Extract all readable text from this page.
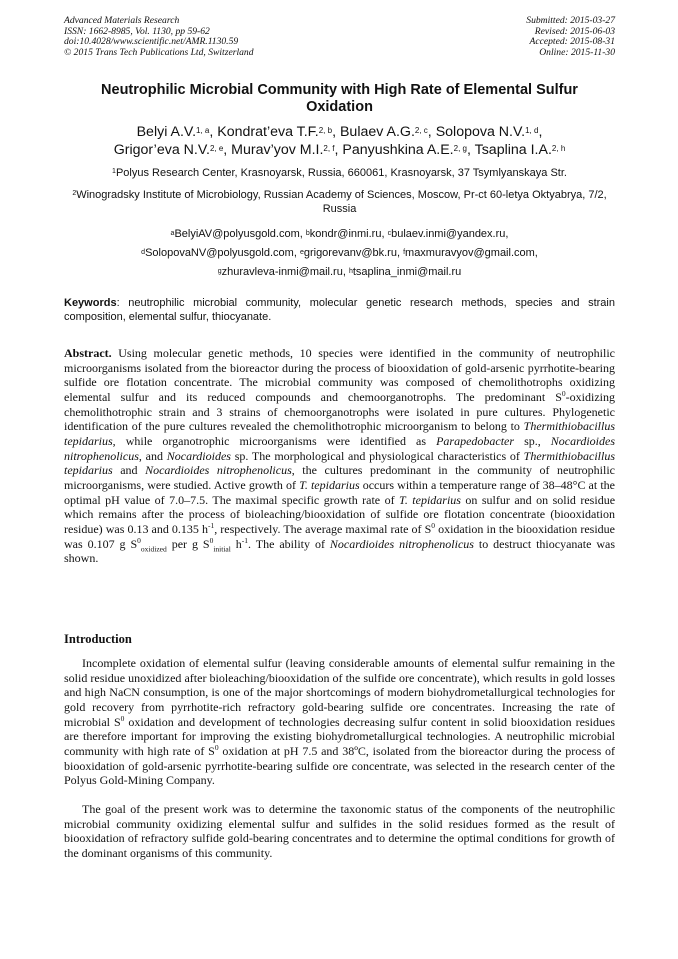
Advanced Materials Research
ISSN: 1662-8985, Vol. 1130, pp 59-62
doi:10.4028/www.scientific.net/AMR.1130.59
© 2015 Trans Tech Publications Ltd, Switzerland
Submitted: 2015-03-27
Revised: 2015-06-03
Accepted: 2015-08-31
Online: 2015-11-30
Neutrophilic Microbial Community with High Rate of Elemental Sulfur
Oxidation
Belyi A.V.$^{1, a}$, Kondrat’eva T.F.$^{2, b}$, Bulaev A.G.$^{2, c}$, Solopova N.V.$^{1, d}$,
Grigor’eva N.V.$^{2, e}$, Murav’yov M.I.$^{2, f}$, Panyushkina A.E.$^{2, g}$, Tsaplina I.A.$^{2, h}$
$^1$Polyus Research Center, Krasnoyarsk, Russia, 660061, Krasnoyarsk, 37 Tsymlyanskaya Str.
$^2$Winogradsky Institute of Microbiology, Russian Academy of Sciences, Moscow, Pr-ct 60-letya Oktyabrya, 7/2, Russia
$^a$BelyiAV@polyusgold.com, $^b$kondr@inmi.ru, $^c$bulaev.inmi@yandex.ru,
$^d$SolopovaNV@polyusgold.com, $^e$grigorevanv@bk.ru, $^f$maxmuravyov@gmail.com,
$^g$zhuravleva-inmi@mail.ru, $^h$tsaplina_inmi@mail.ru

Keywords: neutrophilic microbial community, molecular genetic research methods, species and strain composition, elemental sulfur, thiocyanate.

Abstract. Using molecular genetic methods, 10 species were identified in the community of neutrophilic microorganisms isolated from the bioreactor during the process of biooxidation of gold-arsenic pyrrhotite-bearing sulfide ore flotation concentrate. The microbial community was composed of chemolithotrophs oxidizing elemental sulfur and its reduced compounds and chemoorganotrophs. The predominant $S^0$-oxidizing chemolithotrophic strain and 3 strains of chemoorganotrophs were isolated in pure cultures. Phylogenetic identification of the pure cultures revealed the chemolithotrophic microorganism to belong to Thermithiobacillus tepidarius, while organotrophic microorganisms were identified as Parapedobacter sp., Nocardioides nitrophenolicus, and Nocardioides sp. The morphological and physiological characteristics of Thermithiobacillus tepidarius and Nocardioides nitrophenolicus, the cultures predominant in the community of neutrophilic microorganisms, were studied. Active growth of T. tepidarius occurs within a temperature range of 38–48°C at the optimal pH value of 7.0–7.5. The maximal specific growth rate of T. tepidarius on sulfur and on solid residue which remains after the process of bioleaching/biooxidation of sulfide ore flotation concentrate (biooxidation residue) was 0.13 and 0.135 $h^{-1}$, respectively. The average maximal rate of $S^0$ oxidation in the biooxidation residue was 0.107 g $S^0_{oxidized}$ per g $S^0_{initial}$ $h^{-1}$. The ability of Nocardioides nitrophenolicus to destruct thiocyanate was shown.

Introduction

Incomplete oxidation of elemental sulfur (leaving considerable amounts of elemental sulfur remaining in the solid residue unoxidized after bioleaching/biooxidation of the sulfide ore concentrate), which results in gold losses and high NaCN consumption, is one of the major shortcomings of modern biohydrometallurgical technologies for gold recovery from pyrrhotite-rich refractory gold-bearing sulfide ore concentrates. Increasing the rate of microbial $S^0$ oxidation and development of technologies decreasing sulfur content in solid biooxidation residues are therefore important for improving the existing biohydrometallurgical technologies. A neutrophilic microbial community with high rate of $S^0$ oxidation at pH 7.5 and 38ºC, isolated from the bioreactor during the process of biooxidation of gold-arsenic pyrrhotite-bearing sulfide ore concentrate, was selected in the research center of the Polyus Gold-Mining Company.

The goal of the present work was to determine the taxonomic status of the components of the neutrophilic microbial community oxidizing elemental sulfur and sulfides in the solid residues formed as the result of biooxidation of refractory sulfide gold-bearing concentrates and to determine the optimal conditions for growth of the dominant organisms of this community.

::::::::::

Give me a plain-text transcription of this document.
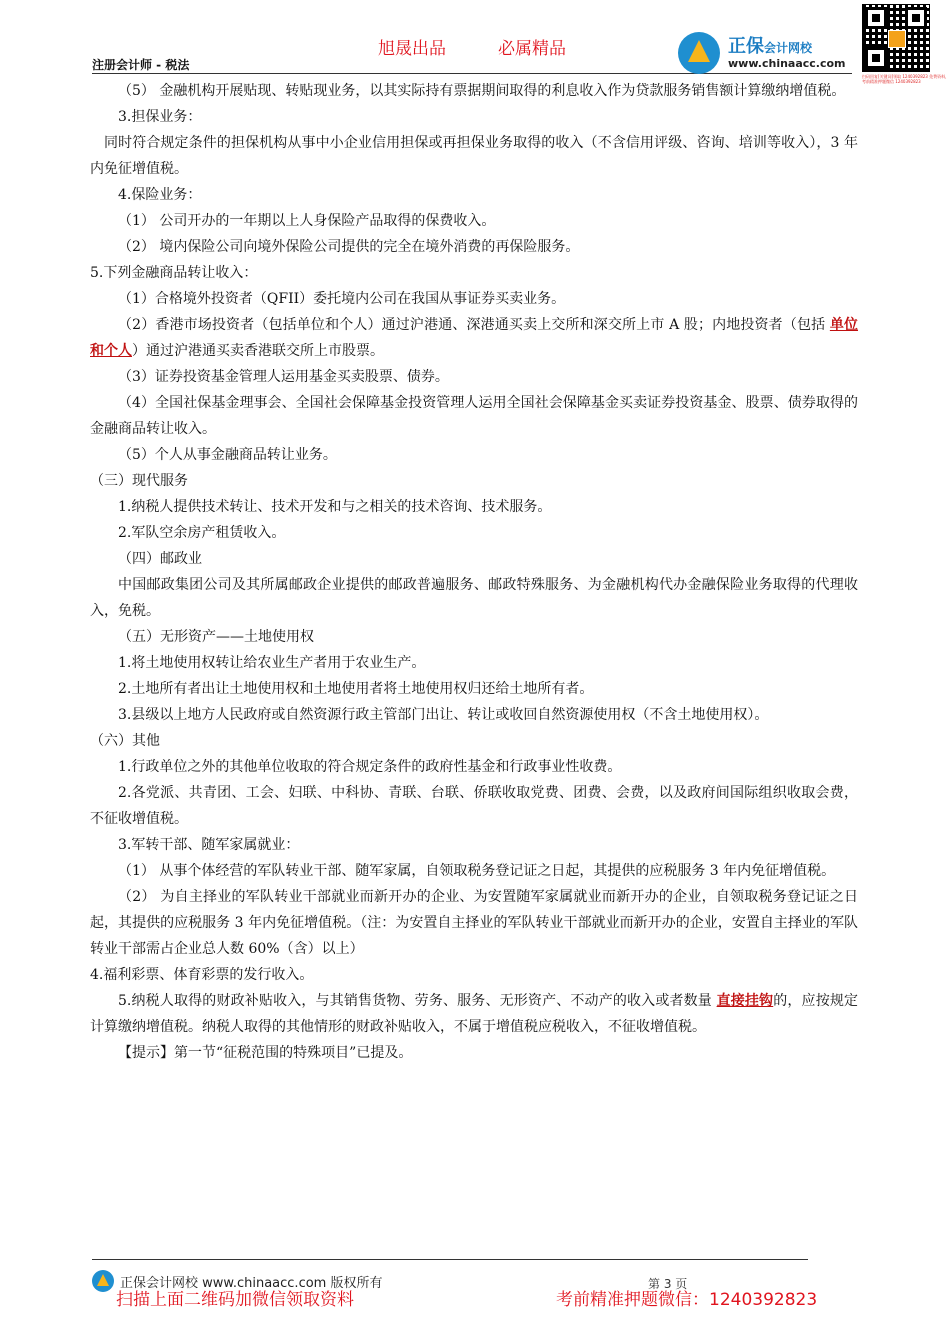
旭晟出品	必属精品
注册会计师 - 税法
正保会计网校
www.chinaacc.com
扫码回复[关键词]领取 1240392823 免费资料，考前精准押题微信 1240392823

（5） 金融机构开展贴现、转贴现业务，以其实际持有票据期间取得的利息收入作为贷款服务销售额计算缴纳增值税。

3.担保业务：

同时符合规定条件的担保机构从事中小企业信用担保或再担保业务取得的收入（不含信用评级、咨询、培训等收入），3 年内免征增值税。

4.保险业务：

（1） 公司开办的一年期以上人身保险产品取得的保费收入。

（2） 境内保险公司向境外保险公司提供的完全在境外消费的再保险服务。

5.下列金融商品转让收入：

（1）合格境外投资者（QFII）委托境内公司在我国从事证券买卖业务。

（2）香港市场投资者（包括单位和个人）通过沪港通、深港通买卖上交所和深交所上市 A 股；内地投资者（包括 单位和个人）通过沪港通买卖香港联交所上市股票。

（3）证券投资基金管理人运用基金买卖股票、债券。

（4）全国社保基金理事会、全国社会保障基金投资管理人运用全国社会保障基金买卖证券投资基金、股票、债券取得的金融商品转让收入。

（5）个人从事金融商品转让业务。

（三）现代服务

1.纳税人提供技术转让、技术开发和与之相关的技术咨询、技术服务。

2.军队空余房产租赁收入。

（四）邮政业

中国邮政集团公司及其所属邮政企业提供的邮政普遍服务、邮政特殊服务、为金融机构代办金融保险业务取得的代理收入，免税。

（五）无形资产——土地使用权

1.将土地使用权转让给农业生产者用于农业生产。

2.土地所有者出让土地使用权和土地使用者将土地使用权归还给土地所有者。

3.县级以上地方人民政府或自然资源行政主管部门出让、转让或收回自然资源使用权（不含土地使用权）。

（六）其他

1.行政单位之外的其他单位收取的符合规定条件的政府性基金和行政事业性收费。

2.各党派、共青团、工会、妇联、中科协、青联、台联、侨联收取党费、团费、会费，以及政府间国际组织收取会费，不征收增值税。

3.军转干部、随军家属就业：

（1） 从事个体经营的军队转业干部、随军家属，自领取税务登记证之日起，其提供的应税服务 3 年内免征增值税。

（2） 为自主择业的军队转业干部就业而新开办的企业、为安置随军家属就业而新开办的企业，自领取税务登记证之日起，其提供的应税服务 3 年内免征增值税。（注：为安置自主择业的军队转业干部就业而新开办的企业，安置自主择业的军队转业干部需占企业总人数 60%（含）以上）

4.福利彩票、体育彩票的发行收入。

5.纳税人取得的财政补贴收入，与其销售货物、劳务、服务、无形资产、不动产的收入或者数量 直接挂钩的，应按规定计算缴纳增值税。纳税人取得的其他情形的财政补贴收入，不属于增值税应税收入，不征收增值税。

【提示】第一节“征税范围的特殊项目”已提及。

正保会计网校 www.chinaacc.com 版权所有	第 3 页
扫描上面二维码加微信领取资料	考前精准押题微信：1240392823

::::::::::

Copy out each line of the material that holds the word "Russia".

# EXPECTED ANSWER:
$^1$Polyus Research Center, Krasnoyarsk, Russia, 660061, Krasnoyarsk, 37 Tsymlyanskaya Str.
$^2$Winogradsky Institute of Microbiology, Russian Academy of Sciences, Moscow, Pr-ct 60-letya Oktyabrya, 7/2, Russia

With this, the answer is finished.